Copy the records that follow exactly as written, but not their pictures.
**** MATERIAL FOR THIS TASK ****
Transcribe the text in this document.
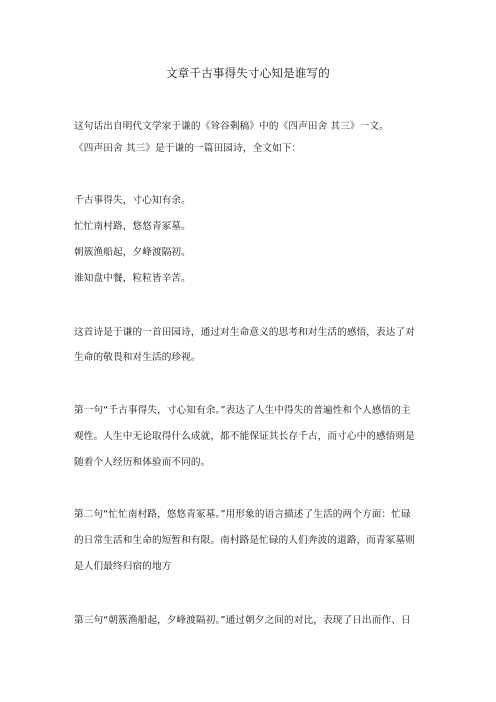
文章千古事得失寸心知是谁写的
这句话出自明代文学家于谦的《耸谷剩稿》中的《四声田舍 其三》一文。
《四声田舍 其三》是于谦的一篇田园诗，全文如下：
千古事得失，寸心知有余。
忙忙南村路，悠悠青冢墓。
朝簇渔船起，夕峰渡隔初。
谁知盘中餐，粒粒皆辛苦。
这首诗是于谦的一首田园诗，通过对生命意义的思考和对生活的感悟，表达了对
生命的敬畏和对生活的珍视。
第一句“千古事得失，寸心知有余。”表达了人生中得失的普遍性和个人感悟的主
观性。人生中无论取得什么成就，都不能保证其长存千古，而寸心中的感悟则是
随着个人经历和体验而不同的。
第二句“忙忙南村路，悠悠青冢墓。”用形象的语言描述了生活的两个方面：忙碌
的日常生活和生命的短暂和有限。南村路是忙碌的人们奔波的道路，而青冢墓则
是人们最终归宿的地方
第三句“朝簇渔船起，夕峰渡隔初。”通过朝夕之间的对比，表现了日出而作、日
****
▶ _RESPONSE TO THE EXERCISE_:
Transcribe the text in this document.
文章千古事得失寸心知是谁写的
这句话出自明代文学家于谦的《耸谷剩稿》中的《四声田舍 其三》一文。
《四声田舍 其三》是于谦的一篇田园诗，全文如下：
千古事得失，寸心知有余。
忙忙南村路，悠悠青冢墓。
朝簇渔船起，夕峰渡隔初。
谁知盘中餐，粒粒皆辛苦。
这首诗是于谦的一首田园诗，通过对生命意义的思考和对生活的感悟，表达了对
生命的敬畏和对生活的珍视。
第一句“千古事得失，寸心知有余。”表达了人生中得失的普遍性和个人感悟的主
观性。人生中无论取得什么成就，都不能保证其长存千古，而寸心中的感悟则是
随着个人经历和体验而不同的。
第二句“忙忙南村路，悠悠青冢墓。”用形象的语言描述了生活的两个方面：忙碌
的日常生活和生命的短暂和有限。南村路是忙碌的人们奔波的道路，而青冢墓则
是人们最终归宿的地方
第三句“朝簇渔船起，夕峰渡隔初。”通过朝夕之间的对比，表现了日出而作、日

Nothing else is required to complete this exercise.